▶ _SOURCE RECORDS_

=====

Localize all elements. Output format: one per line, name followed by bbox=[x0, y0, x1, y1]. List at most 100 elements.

=====

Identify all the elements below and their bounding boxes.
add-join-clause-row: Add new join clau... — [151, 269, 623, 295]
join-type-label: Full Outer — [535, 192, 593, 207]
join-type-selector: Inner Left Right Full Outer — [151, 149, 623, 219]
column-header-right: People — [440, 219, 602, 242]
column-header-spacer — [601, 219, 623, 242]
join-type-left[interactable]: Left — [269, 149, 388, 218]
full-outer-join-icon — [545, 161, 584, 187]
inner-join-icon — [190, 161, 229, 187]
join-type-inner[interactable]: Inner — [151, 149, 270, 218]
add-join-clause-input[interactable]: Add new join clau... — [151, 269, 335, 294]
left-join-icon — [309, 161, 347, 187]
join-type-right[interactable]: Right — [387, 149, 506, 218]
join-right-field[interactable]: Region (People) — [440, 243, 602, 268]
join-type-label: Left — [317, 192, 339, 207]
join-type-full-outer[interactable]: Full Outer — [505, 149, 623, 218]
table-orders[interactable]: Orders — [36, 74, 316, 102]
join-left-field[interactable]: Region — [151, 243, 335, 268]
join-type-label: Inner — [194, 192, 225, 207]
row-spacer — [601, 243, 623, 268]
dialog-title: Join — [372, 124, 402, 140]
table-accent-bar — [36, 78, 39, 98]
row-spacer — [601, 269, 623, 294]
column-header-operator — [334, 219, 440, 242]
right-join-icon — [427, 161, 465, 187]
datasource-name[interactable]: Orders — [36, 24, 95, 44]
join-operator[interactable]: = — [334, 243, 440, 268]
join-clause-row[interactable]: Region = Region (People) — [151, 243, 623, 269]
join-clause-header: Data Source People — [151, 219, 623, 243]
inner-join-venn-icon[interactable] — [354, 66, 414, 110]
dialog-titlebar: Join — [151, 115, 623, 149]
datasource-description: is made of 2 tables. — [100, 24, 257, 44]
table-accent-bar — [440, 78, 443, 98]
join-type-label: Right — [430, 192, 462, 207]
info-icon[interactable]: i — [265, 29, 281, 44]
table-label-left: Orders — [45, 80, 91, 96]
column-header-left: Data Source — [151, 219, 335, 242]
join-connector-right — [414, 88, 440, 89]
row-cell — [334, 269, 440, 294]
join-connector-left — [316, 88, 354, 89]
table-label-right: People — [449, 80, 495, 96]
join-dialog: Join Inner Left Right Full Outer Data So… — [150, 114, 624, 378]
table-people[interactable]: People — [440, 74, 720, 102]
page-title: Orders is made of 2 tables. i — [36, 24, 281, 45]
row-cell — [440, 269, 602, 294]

=====

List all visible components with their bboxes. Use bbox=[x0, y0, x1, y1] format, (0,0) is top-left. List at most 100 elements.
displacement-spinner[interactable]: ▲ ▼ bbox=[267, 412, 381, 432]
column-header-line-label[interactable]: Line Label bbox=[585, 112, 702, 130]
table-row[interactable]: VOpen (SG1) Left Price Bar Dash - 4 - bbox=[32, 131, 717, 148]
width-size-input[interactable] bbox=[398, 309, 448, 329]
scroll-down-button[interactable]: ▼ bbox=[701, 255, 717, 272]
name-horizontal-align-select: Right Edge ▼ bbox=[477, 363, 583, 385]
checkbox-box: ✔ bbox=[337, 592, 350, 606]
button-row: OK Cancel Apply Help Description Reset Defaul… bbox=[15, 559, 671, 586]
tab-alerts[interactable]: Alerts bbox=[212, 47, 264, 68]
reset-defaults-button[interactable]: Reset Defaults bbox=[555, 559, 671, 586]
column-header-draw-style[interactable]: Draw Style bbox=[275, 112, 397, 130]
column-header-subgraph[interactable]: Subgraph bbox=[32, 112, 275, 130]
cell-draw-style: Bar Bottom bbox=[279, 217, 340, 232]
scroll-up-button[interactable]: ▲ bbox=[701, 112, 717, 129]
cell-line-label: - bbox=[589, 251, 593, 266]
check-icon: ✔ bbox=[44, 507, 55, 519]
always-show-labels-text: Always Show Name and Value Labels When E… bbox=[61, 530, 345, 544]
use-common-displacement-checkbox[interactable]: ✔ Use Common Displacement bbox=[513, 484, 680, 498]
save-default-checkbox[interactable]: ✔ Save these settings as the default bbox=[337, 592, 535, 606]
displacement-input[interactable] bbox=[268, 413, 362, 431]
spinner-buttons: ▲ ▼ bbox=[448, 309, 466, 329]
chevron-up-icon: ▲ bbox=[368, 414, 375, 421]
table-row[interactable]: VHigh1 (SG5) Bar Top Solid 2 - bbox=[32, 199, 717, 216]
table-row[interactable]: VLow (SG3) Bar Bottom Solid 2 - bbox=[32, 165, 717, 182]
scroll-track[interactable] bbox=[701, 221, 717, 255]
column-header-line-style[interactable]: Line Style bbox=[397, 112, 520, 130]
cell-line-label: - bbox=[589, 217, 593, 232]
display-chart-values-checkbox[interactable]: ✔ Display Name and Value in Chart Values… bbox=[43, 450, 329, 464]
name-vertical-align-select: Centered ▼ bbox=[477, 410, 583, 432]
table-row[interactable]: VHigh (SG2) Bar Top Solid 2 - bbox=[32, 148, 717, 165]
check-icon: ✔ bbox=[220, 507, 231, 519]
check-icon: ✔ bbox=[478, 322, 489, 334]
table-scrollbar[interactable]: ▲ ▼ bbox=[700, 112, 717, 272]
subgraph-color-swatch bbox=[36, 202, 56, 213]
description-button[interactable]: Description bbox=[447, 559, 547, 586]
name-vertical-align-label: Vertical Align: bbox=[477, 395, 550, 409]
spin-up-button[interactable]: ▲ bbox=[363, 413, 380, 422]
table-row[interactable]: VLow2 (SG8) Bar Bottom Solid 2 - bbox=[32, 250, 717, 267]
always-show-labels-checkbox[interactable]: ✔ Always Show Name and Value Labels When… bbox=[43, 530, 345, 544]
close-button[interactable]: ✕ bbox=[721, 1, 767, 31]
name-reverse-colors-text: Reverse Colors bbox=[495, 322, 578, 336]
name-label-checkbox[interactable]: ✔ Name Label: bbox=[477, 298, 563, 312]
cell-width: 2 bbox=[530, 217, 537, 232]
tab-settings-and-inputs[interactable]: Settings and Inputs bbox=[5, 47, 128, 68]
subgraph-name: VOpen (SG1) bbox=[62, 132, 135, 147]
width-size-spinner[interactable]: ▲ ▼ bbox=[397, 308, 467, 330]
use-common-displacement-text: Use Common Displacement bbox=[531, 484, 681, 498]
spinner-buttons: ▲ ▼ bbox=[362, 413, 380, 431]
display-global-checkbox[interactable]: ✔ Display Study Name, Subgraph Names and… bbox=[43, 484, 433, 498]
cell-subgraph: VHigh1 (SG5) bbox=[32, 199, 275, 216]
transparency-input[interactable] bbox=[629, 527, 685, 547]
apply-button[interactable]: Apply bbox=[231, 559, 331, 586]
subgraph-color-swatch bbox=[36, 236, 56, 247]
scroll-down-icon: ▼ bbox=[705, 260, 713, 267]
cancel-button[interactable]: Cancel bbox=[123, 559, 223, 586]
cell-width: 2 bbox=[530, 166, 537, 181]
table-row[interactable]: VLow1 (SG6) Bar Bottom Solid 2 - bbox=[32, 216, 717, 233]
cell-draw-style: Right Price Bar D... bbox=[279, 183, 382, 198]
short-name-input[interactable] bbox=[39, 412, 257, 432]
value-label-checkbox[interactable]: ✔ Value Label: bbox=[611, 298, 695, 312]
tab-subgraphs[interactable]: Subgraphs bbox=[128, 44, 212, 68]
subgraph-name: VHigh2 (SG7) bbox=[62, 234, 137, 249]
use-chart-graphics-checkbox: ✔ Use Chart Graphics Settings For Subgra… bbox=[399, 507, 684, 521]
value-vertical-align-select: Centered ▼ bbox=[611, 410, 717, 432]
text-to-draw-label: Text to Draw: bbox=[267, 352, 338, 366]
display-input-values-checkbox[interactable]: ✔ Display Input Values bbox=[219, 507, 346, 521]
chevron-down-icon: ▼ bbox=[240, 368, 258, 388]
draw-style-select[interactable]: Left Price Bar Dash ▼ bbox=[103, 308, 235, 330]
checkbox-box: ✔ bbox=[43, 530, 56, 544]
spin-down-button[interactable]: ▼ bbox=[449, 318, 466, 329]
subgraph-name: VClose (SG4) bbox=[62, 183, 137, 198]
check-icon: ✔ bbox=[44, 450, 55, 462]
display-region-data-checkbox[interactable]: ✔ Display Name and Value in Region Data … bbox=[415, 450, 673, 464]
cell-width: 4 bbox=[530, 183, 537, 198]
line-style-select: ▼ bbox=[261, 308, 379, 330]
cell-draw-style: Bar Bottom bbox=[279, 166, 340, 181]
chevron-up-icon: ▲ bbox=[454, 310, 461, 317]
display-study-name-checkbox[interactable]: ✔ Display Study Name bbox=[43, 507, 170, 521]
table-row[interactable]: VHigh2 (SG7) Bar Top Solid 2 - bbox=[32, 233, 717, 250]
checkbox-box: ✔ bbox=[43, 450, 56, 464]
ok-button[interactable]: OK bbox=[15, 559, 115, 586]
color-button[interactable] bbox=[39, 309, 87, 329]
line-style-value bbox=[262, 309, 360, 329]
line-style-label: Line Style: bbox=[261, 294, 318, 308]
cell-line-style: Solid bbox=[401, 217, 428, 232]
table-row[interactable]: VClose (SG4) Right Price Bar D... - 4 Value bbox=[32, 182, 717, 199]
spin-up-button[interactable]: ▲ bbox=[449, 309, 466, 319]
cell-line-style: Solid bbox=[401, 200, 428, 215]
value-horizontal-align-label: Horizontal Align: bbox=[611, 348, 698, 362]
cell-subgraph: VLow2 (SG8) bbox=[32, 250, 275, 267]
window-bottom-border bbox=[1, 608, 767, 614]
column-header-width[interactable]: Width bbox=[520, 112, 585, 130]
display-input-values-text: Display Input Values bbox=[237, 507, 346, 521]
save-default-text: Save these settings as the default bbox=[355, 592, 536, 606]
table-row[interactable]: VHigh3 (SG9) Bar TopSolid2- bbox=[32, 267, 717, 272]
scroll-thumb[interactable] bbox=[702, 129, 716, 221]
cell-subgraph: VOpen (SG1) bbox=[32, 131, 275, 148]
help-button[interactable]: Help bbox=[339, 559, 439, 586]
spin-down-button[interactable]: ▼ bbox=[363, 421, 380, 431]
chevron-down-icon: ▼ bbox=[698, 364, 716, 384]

=====

Convert everything from the row containing "List all visible" down to the row containing "cell-line-label: - bbox=[589, 251, 593, 266]", both included, into a Markdown table with the columns Position and Row text. Number each row in order and leave out any blank lines.

▶ _TASK RESPONSE_
| Position | Row text |
|---|---|
| 1 | List all visible components with their bboxes. Use bbox=[x0, y0, x1, y1] format, (0,0) is top-left. List at most 100 elements. |
| 2 | displacement-spinner[interactable]: ▲ ▼ bbox=[267, 412, 381, 432] |
| 3 | column-header-line-label[interactable]: Line Label bbox=[585, 112, 702, 130] |
| 4 | table-row[interactable]: VOpen (SG1) Left Price Bar Dash - 4 - bbox=[32, 131, 717, 148] |
| 5 | width-size-input[interactable] bbox=[398, 309, 448, 329] |
| 6 | scroll-down-button[interactable]: ▼ bbox=[701, 255, 717, 272] |
| 7 | name-horizontal-align-select: Right Edge ▼ bbox=[477, 363, 583, 385] |
| 8 | checkbox-box: ✔ bbox=[337, 592, 350, 606] |
| 9 | button-row: OK Cancel Apply Help Description Reset Defaul… bbox=[15, 559, 671, 586] |
| 10 | tab-alerts[interactable]: Alerts bbox=[212, 47, 264, 68] |
| 11 | reset-defaults-button[interactable]: Reset Defaults bbox=[555, 559, 671, 586] |
| 12 | column-header-draw-style[interactable]: Draw Style bbox=[275, 112, 397, 130] |
| 13 | column-header-subgraph[interactable]: Subgraph bbox=[32, 112, 275, 130] |
| 14 | cell-draw-style: Bar Bottom bbox=[279, 217, 340, 232] |
| 15 | scroll-up-button[interactable]: ▲ bbox=[701, 112, 717, 129] |
| 16 | cell-line-label: - bbox=[589, 251, 593, 266] |